*Problem to work on*
Below are records. Find each line in them that holds the word "behöver" and copy it.

*Data extract*
===============

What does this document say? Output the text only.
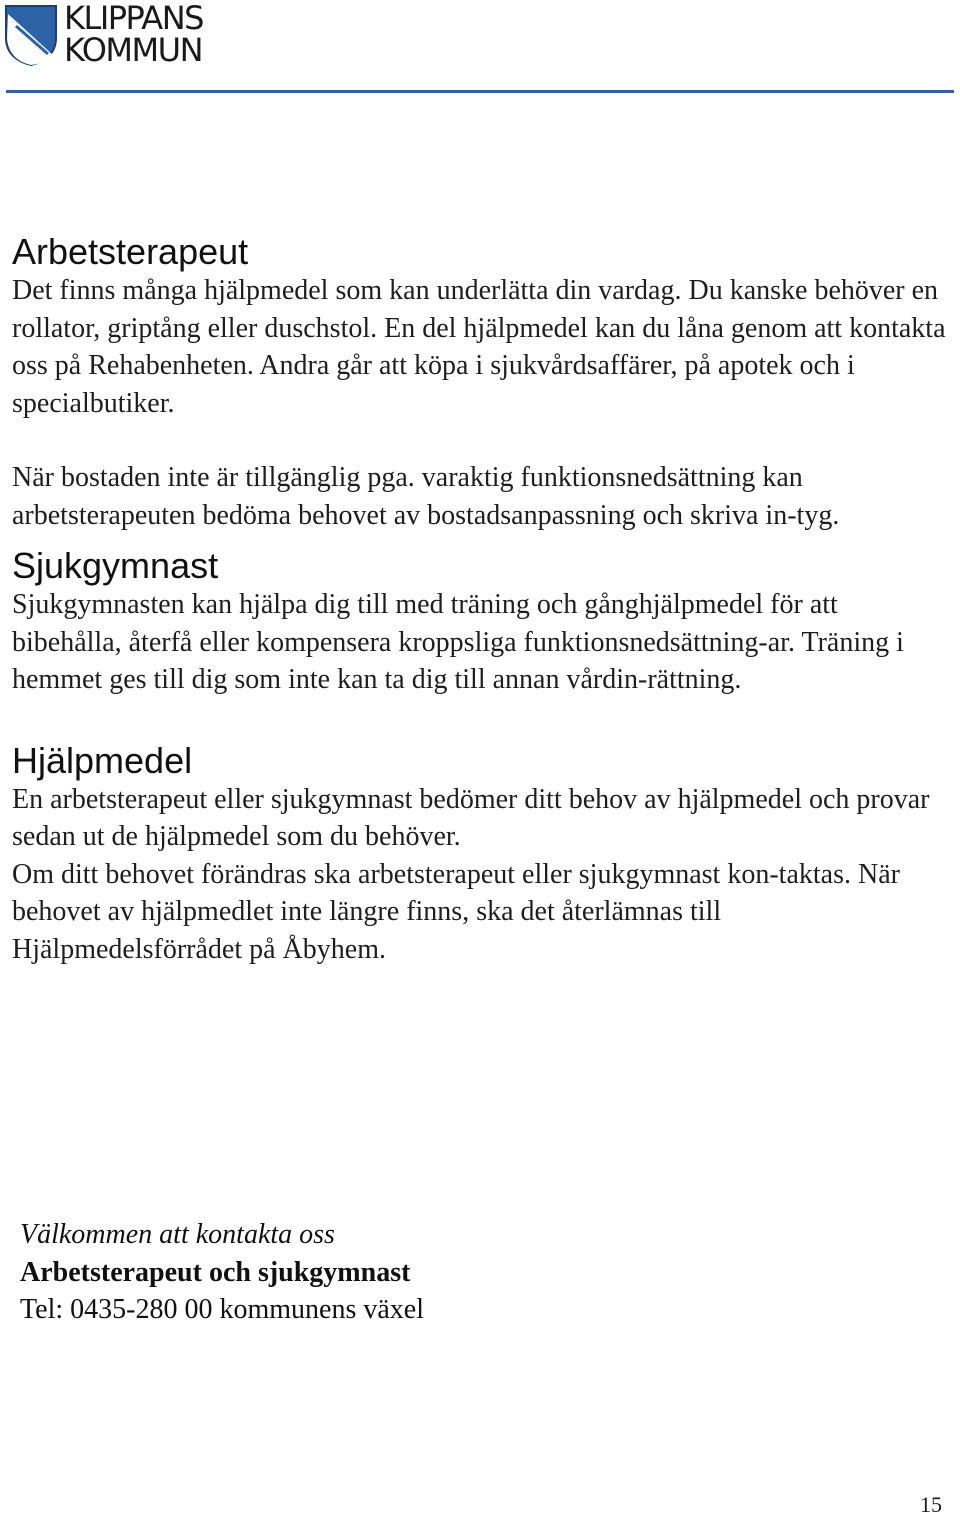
KLIPPANS
KOMMUN
Arbetsterapeut

Det finns många hjälpmedel som kan underlätta din vardag. Du kanske behöver en rollator, griptång eller duschstol. En del hjälpmedel kan du låna genom att kontakta oss på Rehabenheten. Andra går att köpa i sjukvårdsaffärer, på apotek och i specialbutiker.

När bostaden inte är tillgänglig pga. varaktig funktionsnedsättning kan arbetsterapeuten bedöma behovet av bostadsanpassning och skriva in-tyg.

Sjukgymnast

Sjukgymnasten kan hjälpa dig till med träning och gånghjälpmedel för att bibehålla, återfå eller kompensera kroppsliga funktionsnedsättning-ar. Träning i hemmet ges till dig som inte kan ta dig till annan vårdin-rättning.

Hjälpmedel

En arbetsterapeut eller sjukgymnast bedömer ditt behov av hjälpmedel och provar sedan ut de hjälpmedel som du behöver.

Om ditt behovet förändras ska arbetsterapeut eller sjukgymnast kon-taktas. När behovet av hjälpmedlet inte längre finns, ska det återlämnas till Hjälpmedelsförrådet på Åbyhem.

Välkommen att kontakta oss
Arbetsterapeut och sjukgymnast
Tel: 0435-280 00 kommunens växel
15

===============

*Answer space*
Det finns många hjälpmedel som kan underlätta din vardag. Du kanske behöver en rollator, griptång eller duschstol. En del hjälpmedel kan du låna genom att kontakta oss på Rehabenheten. Andra går att köpa i sjukvårdsaffärer, på apotek och i specialbutiker.
En arbetsterapeut eller sjukgymnast bedömer ditt behov av hjälpmedel och provar sedan ut de hjälpmedel som du behöver.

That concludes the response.